++++ Dataset content
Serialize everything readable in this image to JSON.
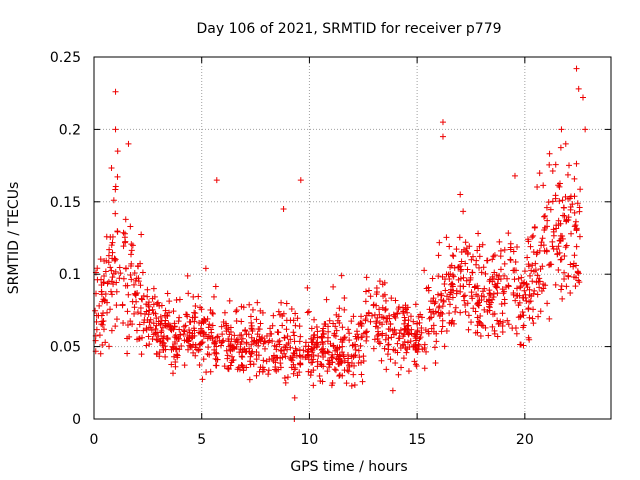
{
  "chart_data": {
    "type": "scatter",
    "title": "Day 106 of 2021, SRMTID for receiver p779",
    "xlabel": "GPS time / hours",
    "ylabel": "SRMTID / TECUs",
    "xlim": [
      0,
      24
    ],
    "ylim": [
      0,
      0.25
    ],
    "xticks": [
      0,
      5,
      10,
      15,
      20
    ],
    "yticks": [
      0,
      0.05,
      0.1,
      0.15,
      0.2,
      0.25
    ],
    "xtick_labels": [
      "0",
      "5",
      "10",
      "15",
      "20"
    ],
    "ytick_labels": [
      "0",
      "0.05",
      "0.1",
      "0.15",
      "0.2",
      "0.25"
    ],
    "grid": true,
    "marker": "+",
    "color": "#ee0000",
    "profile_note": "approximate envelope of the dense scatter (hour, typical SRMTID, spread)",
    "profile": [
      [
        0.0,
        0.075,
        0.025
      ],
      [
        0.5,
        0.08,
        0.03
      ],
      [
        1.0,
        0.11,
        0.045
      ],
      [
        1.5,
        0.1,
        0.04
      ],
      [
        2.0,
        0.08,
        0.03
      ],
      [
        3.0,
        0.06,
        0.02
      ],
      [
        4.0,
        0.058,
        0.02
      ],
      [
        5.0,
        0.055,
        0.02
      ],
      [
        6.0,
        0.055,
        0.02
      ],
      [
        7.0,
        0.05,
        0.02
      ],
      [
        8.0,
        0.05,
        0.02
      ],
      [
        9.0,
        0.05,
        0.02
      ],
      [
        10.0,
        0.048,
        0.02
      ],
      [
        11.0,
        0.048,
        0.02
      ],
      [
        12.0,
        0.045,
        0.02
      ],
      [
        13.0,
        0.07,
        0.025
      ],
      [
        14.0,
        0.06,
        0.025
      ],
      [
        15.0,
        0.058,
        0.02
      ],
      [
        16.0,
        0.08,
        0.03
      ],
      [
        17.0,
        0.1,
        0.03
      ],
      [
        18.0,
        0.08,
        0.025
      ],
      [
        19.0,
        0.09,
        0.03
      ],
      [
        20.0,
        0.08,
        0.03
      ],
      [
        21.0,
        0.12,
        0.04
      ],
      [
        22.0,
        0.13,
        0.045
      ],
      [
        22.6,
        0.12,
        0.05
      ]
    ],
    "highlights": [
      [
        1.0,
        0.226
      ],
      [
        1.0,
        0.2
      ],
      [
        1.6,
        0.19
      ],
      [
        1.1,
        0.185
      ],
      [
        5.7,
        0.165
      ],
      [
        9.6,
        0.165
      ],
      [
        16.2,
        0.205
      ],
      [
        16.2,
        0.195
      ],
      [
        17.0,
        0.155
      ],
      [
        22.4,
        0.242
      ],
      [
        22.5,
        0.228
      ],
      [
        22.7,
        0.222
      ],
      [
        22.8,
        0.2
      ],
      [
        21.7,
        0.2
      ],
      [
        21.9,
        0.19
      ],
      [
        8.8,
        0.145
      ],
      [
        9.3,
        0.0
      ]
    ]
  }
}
++++++++
++++ Dataset content
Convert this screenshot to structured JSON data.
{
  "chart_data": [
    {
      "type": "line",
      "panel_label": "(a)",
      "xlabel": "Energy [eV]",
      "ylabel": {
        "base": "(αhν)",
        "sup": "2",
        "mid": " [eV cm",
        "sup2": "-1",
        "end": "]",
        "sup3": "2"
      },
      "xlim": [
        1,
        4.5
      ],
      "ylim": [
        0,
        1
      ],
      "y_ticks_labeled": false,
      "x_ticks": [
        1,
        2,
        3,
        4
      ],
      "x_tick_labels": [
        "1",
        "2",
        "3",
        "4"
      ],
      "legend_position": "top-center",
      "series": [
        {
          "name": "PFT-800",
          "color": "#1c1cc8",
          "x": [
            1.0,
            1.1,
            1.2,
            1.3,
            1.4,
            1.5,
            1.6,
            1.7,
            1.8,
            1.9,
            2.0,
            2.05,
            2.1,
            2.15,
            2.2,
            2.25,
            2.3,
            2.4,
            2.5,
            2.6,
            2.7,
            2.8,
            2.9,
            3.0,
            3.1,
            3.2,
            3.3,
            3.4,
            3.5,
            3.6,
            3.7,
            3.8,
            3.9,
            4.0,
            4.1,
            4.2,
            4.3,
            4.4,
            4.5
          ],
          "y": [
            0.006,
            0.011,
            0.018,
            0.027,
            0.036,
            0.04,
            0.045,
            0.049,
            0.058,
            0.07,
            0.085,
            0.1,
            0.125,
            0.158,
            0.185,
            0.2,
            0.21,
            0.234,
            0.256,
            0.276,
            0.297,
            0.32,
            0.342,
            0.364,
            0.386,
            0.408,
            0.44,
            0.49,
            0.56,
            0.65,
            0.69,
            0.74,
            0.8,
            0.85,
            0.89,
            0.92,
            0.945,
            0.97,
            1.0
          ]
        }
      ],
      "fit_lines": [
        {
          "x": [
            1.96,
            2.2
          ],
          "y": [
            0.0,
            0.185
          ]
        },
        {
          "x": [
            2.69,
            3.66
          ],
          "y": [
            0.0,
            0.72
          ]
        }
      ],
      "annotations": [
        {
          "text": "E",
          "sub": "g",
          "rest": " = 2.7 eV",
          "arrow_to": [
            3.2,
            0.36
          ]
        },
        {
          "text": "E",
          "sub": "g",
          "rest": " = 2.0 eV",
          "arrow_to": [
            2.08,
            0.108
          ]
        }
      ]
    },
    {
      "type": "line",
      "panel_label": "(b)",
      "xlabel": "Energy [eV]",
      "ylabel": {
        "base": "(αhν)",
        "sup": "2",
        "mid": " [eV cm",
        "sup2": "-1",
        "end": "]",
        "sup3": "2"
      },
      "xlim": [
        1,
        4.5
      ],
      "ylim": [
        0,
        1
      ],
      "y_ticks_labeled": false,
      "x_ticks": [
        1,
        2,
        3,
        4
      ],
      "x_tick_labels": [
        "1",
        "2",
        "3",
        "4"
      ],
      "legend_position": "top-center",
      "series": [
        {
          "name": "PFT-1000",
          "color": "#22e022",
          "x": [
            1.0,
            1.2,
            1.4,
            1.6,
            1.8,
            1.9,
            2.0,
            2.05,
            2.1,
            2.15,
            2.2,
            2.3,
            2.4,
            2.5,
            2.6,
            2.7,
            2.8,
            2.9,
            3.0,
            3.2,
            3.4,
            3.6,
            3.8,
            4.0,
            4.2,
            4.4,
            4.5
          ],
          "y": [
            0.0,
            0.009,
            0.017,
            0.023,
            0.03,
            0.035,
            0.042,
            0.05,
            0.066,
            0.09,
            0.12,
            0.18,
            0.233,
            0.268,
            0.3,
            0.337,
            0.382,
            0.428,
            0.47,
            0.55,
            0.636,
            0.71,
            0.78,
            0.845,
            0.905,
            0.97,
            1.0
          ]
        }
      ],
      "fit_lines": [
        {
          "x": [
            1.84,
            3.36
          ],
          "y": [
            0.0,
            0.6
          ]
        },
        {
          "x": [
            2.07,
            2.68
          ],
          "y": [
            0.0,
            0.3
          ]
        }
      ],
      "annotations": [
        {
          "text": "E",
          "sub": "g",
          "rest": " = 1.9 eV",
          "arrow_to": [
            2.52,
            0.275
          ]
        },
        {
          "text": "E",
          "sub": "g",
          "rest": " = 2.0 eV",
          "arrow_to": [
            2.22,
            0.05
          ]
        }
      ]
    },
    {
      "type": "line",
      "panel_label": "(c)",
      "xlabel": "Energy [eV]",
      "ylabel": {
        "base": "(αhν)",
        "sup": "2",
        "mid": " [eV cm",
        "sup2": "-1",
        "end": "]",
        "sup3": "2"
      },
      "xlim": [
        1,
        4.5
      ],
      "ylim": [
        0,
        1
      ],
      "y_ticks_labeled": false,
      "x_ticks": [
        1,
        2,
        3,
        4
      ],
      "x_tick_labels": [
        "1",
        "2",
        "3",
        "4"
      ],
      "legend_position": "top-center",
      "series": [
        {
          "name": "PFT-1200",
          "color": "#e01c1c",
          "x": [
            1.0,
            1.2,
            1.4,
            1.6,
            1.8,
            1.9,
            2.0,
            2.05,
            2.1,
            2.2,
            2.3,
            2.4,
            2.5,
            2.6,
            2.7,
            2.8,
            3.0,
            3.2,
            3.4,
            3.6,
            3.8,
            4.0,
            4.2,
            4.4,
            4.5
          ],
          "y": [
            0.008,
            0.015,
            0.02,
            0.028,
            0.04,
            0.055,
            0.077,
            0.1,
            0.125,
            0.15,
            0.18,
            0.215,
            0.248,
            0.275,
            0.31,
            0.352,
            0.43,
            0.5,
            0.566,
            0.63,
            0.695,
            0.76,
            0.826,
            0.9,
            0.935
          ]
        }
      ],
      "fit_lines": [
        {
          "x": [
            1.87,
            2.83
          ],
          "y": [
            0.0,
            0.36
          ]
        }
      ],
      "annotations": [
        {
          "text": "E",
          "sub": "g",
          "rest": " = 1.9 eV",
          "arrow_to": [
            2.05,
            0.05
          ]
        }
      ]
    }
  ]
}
++++++++
++++ Dataset content
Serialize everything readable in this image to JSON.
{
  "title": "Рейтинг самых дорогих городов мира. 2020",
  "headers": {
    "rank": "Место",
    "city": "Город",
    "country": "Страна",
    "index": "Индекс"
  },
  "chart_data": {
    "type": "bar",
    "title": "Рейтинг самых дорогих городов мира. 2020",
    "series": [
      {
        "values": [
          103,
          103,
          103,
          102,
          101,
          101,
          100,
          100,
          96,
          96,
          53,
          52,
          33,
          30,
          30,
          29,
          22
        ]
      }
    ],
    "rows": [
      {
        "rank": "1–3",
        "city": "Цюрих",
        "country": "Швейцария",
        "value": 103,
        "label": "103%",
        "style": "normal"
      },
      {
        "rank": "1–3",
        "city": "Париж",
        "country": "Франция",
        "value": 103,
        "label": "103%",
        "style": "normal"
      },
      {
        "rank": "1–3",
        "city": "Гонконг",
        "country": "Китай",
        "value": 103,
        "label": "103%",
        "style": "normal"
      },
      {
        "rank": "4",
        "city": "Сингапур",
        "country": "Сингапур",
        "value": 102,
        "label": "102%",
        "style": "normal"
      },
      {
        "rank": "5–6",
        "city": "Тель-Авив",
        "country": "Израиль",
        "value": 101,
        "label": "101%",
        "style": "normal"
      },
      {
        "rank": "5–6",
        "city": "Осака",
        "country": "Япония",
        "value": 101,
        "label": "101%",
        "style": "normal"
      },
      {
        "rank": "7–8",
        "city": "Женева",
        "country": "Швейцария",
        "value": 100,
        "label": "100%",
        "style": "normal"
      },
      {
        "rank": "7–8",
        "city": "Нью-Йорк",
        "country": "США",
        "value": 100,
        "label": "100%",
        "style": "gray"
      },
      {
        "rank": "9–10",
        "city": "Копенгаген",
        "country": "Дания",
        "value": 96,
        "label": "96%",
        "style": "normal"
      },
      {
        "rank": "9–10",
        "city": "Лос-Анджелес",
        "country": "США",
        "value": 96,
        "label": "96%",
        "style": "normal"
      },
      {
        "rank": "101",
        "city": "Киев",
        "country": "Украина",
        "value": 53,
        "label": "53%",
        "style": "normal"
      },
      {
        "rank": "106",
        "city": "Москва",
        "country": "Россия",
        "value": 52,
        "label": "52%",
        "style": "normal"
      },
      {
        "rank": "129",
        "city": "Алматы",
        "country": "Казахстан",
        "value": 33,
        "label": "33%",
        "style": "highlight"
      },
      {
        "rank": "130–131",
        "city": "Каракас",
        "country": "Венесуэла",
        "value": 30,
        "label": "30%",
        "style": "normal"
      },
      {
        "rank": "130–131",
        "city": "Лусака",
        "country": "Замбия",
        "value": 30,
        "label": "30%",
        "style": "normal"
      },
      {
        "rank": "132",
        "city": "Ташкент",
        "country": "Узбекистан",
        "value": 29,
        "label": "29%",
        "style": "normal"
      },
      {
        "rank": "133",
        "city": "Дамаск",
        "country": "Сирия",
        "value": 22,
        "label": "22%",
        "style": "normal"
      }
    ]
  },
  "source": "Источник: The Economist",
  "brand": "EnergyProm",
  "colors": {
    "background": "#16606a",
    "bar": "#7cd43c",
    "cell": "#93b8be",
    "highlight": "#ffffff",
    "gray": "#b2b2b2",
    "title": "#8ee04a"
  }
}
++++++++
__What is required__:
Among the entries above, how many lines include the word "title"? Give the number with no comment.

__Finished exercise__:
4